▶ **Written instruction**
Answer these from the land consolidation passage below:
(a) In which district and voivodeship were the studies conducted?
(b) The southwestern edge of that district lies on the northern edge of which basin?
(c) What benefit of the designed indicator is given regarding where it can be used?

▶ **Source document**
==============================

The value of the designed indicator will allow for the identification of villages in which design capabilities should be particularly taken into account during land consolidation projects. This will significantly impact the possibility of future development and the adequate use of this land for agricultural and non-agricultural purposes. A benefit related to that indicator is that it can be used in various regions, irrespective of where the consolidated object is located. Such broad and thorough studies, giving rise to a strategy, will be valuable material at the stage of designing and developing the rural area subject to transformation.

2. Materials and Methods

The studies were conducted in the district of Brzozów, Subcarpathian Voivodeship, southeastern Poland (Figure 1).

The district of Brzozów is located mostly on the slope of the Dynów Foothills and on the west side of the Przemyśl foothills. The southwestern edge of the district is situated on the northern edge of the Jasło–Krosno Basin.

==============================

▶ **Data section**
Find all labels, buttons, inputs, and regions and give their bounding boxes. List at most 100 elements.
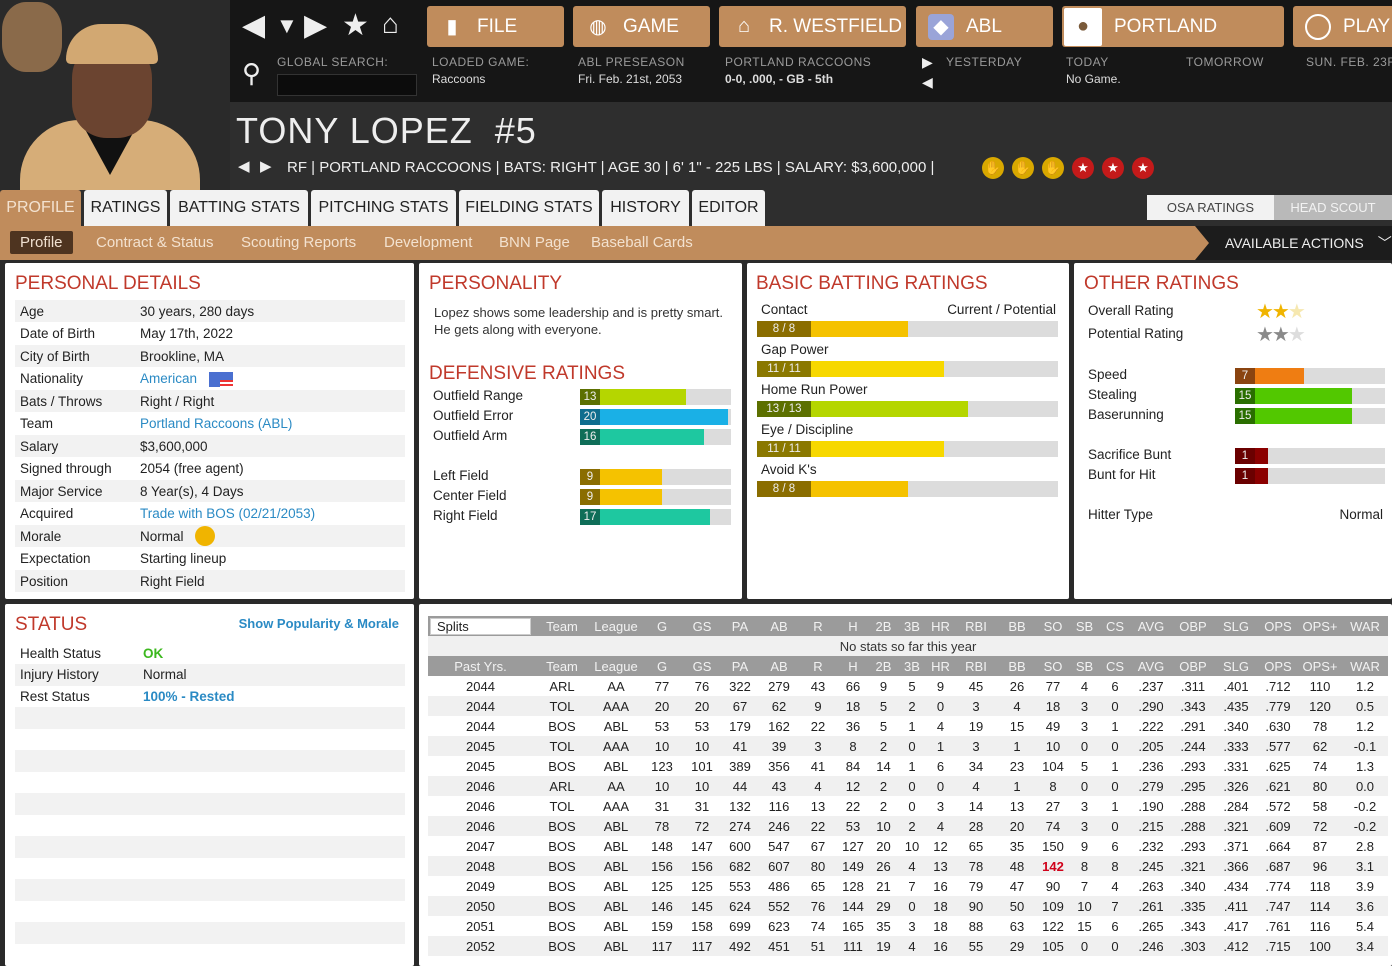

==============================

▶ **Exercise result**
(a) The district of Brzozów, Subcarpathian Voivodeship, in southeastern Poland.
(b) The Jasło–Krosno Basin.
(c) It can be used in various regions, irrespective of where the consolidated object is located.